TO BE DONE –
Verbatim output of all the material below is required.

RAW DATA –
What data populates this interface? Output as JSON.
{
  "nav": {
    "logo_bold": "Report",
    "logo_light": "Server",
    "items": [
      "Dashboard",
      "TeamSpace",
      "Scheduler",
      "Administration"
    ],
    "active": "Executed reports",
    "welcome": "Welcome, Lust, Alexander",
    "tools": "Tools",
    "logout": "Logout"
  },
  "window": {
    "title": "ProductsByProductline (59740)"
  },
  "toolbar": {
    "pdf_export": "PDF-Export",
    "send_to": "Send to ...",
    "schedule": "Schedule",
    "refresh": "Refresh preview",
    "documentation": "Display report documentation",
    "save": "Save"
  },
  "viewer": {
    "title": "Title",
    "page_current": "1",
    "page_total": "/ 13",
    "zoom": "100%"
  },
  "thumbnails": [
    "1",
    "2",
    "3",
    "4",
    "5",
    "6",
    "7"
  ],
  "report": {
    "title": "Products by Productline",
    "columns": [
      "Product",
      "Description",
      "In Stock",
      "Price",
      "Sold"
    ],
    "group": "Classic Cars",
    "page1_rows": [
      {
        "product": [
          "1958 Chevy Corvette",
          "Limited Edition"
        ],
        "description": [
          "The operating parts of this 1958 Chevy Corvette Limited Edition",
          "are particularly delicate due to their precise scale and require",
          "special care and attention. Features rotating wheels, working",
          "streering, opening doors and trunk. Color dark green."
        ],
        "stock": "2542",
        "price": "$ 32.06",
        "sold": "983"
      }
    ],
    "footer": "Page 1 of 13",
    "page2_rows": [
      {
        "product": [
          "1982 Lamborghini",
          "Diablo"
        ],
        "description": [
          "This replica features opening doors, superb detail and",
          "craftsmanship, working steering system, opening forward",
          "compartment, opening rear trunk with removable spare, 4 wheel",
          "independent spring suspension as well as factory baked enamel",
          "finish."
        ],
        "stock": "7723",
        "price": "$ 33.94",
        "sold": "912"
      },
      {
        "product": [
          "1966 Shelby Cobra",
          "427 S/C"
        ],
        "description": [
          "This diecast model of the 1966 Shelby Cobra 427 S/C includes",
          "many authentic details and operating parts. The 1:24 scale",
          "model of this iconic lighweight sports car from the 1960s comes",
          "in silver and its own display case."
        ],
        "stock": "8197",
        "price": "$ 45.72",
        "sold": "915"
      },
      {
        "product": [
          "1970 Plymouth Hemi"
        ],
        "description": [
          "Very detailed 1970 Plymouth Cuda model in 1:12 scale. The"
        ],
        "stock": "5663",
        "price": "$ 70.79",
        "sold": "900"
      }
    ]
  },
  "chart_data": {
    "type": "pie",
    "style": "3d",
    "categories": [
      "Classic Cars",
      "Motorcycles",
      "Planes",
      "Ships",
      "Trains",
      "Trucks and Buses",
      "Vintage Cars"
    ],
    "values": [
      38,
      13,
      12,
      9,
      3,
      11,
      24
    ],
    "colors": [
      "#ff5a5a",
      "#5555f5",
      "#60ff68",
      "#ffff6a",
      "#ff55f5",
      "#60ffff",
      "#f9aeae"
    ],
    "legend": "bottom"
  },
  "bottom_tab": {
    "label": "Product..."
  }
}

REPLY –
What data populates this interface? Output as JSON.
{
  "nav": {
    "logo_bold": "Report",
    "logo_light": "Server",
    "items": [
      "Dashboard",
      "TeamSpace",
      "Scheduler",
      "Administration"
    ],
    "active": "Executed reports",
    "welcome": "Welcome, Lust, Alexander",
    "tools": "Tools",
    "logout": "Logout"
  },
  "window": {
    "title": "ProductsByProductline (59740)"
  },
  "toolbar": {
    "pdf_export": "PDF-Export",
    "send_to": "Send to ...",
    "schedule": "Schedule",
    "refresh": "Refresh preview",
    "documentation": "Display report documentation",
    "save": "Save"
  },
  "viewer": {
    "title": "Title",
    "page_current": "1",
    "page_total": "/ 13",
    "zoom": "100%"
  },
  "thumbnails": [
    "1",
    "2",
    "3",
    "4",
    "5",
    "6",
    "7"
  ],
  "report": {
    "title": "Products by Productline",
    "columns": [
      "Product",
      "Description",
      "In Stock",
      "Price",
      "Sold"
    ],
    "group": "Classic Cars",
    "page1_rows": [
      {
        "product": [
          "1958 Chevy Corvette",
          "Limited Edition"
        ],
        "description": [
          "The operating parts of this 1958 Chevy Corvette Limited Edition",
          "are particularly delicate due to their precise scale and require",
          "special care and attention. Features rotating wheels, working",
          "streering, opening doors and trunk. Color dark green."
        ],
        "stock": "2542",
        "price": "$ 32.06",
        "sold": "983"
      }
    ],
    "footer": "Page 1 of 13",
    "page2_rows": [
      {
        "product": [
          "1982 Lamborghini",
          "Diablo"
        ],
        "description": [
          "This replica features opening doors, superb detail and",
          "craftsmanship, working steering system, opening forward",
          "compartment, opening rear trunk with removable spare, 4 wheel",
          "independent spring suspension as well as factory baked enamel",
          "finish."
        ],
        "stock": "7723",
        "price": "$ 33.94",
        "sold": "912"
      },
      {
        "product": [
          "1966 Shelby Cobra",
          "427 S/C"
        ],
        "description": [
          "This diecast model of the 1966 Shelby Cobra 427 S/C includes",
          "many authentic details and operating parts. The 1:24 scale",
          "model of this iconic lighweight sports car from the 1960s comes",
          "in silver and its own display case."
        ],
        "stock": "8197",
        "price": "$ 45.72",
        "sold": "915"
      },
      {
        "product": [
          "1970 Plymouth Hemi"
        ],
        "description": [
          "Very detailed 1970 Plymouth Cuda model in 1:12 scale. The"
        ],
        "stock": "5663",
        "price": "$ 70.79",
        "sold": "900"
      }
    ]
  },
  "chart_data": {
    "type": "pie",
    "style": "3d",
    "categories": [
      "Classic Cars",
      "Motorcycles",
      "Planes",
      "Ships",
      "Trains",
      "Trucks and Buses",
      "Vintage Cars"
    ],
    "values": [
      38,
      13,
      12,
      9,
      3,
      11,
      24
    ],
    "colors": [
      "#ff5a5a",
      "#5555f5",
      "#60ff68",
      "#ffff6a",
      "#ff55f5",
      "#60ffff",
      "#f9aeae"
    ],
    "legend": "bottom"
  },
  "bottom_tab": {
    "label": "Product..."
  }
}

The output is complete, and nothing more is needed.